■ Work to be completed
Reproduce all of the data word for word.

■ Source records
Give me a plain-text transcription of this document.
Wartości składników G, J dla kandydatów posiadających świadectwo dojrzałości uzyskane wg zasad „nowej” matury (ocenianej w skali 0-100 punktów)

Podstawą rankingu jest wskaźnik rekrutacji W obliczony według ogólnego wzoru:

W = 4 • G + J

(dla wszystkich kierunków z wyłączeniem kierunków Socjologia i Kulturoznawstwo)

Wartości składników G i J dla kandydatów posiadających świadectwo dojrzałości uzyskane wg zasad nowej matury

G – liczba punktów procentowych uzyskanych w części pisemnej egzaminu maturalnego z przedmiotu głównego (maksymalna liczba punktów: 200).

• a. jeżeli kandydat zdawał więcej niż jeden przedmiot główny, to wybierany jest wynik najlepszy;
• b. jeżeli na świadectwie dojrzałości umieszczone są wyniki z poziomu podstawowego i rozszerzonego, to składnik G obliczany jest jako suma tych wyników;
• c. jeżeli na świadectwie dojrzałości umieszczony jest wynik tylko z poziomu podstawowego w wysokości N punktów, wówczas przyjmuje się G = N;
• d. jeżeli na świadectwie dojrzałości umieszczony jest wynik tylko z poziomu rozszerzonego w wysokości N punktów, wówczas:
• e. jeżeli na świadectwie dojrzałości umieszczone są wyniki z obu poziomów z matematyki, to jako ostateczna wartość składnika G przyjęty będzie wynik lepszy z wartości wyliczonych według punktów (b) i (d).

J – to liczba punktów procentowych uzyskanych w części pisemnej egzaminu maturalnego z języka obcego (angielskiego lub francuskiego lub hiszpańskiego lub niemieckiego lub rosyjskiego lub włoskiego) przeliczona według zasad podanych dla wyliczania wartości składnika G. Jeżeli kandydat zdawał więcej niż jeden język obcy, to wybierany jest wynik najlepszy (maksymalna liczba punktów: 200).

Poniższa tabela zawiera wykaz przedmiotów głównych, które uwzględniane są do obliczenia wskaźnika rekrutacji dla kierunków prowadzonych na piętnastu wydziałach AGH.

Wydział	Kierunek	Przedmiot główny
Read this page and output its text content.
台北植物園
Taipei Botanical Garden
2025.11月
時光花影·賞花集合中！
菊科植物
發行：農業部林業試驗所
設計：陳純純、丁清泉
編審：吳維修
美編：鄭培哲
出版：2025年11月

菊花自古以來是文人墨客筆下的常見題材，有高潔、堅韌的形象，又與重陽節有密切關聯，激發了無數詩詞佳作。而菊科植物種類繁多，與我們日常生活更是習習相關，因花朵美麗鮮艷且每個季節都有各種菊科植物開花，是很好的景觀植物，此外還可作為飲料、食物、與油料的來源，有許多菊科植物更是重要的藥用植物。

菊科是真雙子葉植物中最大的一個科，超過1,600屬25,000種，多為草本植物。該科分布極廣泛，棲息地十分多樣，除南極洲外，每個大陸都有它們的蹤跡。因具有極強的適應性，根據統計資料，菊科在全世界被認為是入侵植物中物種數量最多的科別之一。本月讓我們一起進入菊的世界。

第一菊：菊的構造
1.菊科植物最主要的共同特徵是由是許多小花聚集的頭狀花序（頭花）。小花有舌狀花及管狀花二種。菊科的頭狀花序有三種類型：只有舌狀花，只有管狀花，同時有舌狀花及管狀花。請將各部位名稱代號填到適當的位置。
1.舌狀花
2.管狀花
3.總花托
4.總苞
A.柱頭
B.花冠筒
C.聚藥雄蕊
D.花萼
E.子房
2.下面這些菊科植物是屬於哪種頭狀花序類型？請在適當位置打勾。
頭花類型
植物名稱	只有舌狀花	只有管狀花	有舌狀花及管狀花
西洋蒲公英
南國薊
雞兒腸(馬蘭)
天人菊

■ Exercise output
Give me a plain-text transcription of this document.
Wartości składników G, J dla kandydatów posiadających świadectwo dojrzałości uzyskane wg zasad „nowej” matury (ocenianej w skali 0-100 punktów)

Podstawą rankingu jest wskaźnik rekrutacji W obliczony według ogólnego wzoru:

W = 4 • G + J

(dla wszystkich kierunków z wyłączeniem kierunków Socjologia i Kulturoznawstwo)

Wartości składników G i J dla kandydatów posiadających świadectwo dojrzałości uzyskane wg zasad nowej matury

G – liczba punktów procentowych uzyskanych w części pisemnej egzaminu maturalnego z przedmiotu głównego (maksymalna liczba punktów: 200).

• a. jeżeli kandydat zdawał więcej niż jeden przedmiot główny, to wybierany jest wynik najlepszy;
• b. jeżeli na świadectwie dojrzałości umieszczone są wyniki z poziomu podstawowego i rozszerzonego, to składnik G obliczany jest jako suma tych wyników;
• c. jeżeli na świadectwie dojrzałości umieszczony jest wynik tylko z poziomu podstawowego w wysokości N punktów, wówczas przyjmuje się G = N;
• d. jeżeli na świadectwie dojrzałości umieszczony jest wynik tylko z poziomu rozszerzonego w wysokości N punktów, wówczas:
• e. jeżeli na świadectwie dojrzałości umieszczone są wyniki z obu poziomów z matematyki, to jako ostateczna wartość składnika G przyjęty będzie wynik lepszy z wartości wyliczonych według punktów (b) i (d).

J – to liczba punktów procentowych uzyskanych w części pisemnej egzaminu maturalnego z języka obcego (angielskiego lub francuskiego lub hiszpańskiego lub niemieckiego lub rosyjskiego lub włoskiego) przeliczona według zasad podanych dla wyliczania wartości składnika G. Jeżeli kandydat zdawał więcej niż jeden język obcy, to wybierany jest wynik najlepszy (maksymalna liczba punktów: 200).

Poniższa tabela zawiera wykaz przedmiotów głównych, które uwzględniane są do obliczenia wskaźnika rekrutacji dla kierunków prowadzonych na piętnastu wydziałach AGH.

Wydział	Kierunek	Przedmiot główny
Read this page and output its text content.
台北植物園
Taipei Botanical Garden
2025.11月
時光花影·賞花集合中！
菊科植物
發行：農業部林業試驗所
設計：陳純純、丁清泉
編審：吳維修
美編：鄭培哲
出版：2025年11月

菊花自古以來是文人墨客筆下的常見題材，有高潔、堅韌的形象，又與重陽節有密切關聯，激發了無數詩詞佳作。而菊科植物種類繁多，與我們日常生活更是習習相關，因花朵美麗鮮艷且每個季節都有各種菊科植物開花，是很好的景觀植物，此外還可作為飲料、食物、與油料的來源，有許多菊科植物更是重要的藥用植物。

菊科是真雙子葉植物中最大的一個科，超過1,600屬25,000種，多為草本植物。該科分布極廣泛，棲息地十分多樣，除南極洲外，每個大陸都有它們的蹤跡。因具有極強的適應性，根據統計資料，菊科在全世界被認為是入侵植物中物種數量最多的科別之一。本月讓我們一起進入菊的世界。

第一菊：菊的構造
1.菊科植物最主要的共同特徵是由是許多小花聚集的頭狀花序（頭花）。小花有舌狀花及管狀花二種。菊科的頭狀花序有三種類型：只有舌狀花，只有管狀花，同時有舌狀花及管狀花。請將各部位名稱代號填到適當的位置。
1.舌狀花
2.管狀花
3.總花托
4.總苞
A.柱頭
B.花冠筒
C.聚藥雄蕊
D.花萼
E.子房
2.下面這些菊科植物是屬於哪種頭狀花序類型？請在適當位置打勾。
頭花類型
植物名稱	只有舌狀花	只有管狀花	有舌狀花及管狀花
西洋蒲公英
南國薊
雞兒腸(馬蘭)
天人菊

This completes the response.